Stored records

◇ ◇ ◇ ◇

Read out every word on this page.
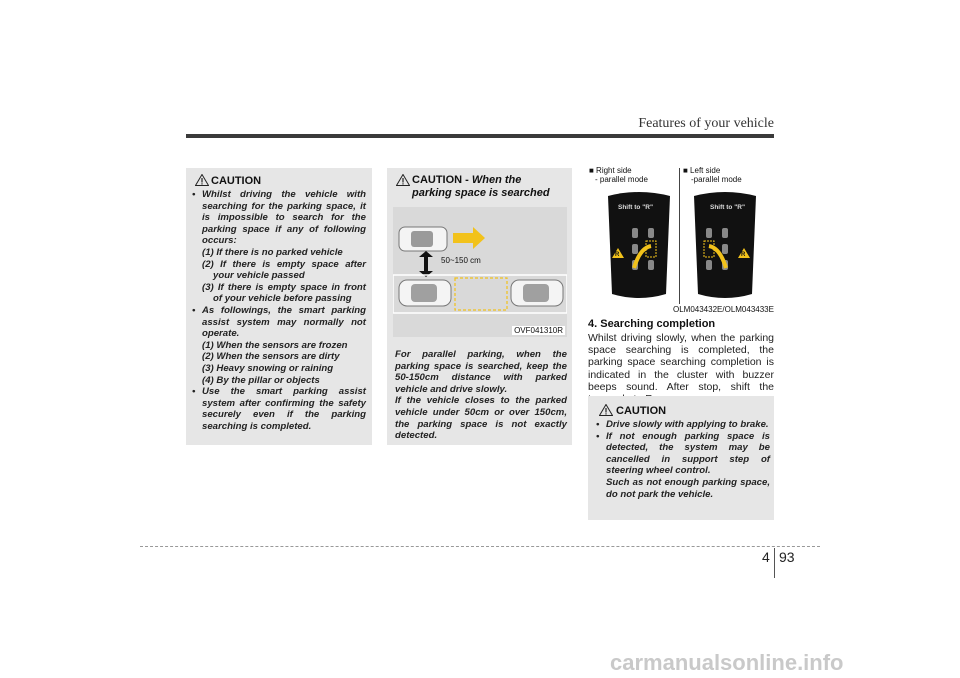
Features of your vehicle
CAUTION
• Whilst driving the vehicle with searching for the parking space, it is impossible to search for the parking space if any of following occurs:
(1) If there is no parked vehicle
(2) If there is empty space after your vehicle passed
(3) If there is empty space in front of your vehicle before passing
• As followings, the smart parking assist system may normally not operate.
(1) When the sensors are frozen
(2) When the sensors are dirty
(3) Heavy snowing or raining
(4) By the pillar or objects
• Use the smart parking assist system after confirming the safety securely even if the parking searching is completed.
CAUTION - When the parking space is searched
For parallel parking, when the parking space is searched, keep the 50-150cm distance with parked vehicle and drive slowly.
If the vehicle closes to the parked vehicle under 50cm or over 150cm, the parking space is not exactly detected.
50~150 cm
OVF041310R
■ Right side
- parallel mode
■ Left side
-parallel mode
Shift to "R"
R
Shift to "R"
R
OLM043432E/OLM043433E
4. Searching completion
Whilst driving slowly, when the parking space searching is completed, the parking space searching completion is indicated in the cluster with buzzer beeps sound. After stop, shift the
CAUTION
• Drive slowly with applying to brake.
• If not enough parking space is detected, the system may be cancelled in support step of steering wheel control.
Such as not enough parking space, do not park the vehicle.
4 93
carmanualsonline.info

◇ ◇ ◇ ◇

Look over the listing. Pull out every line with the string "searched" in it.

CAUTION - When the parking space is searched
For parallel parking, when the parking space is searched, keep the 50-150cm distance with parked vehicle and drive slowly.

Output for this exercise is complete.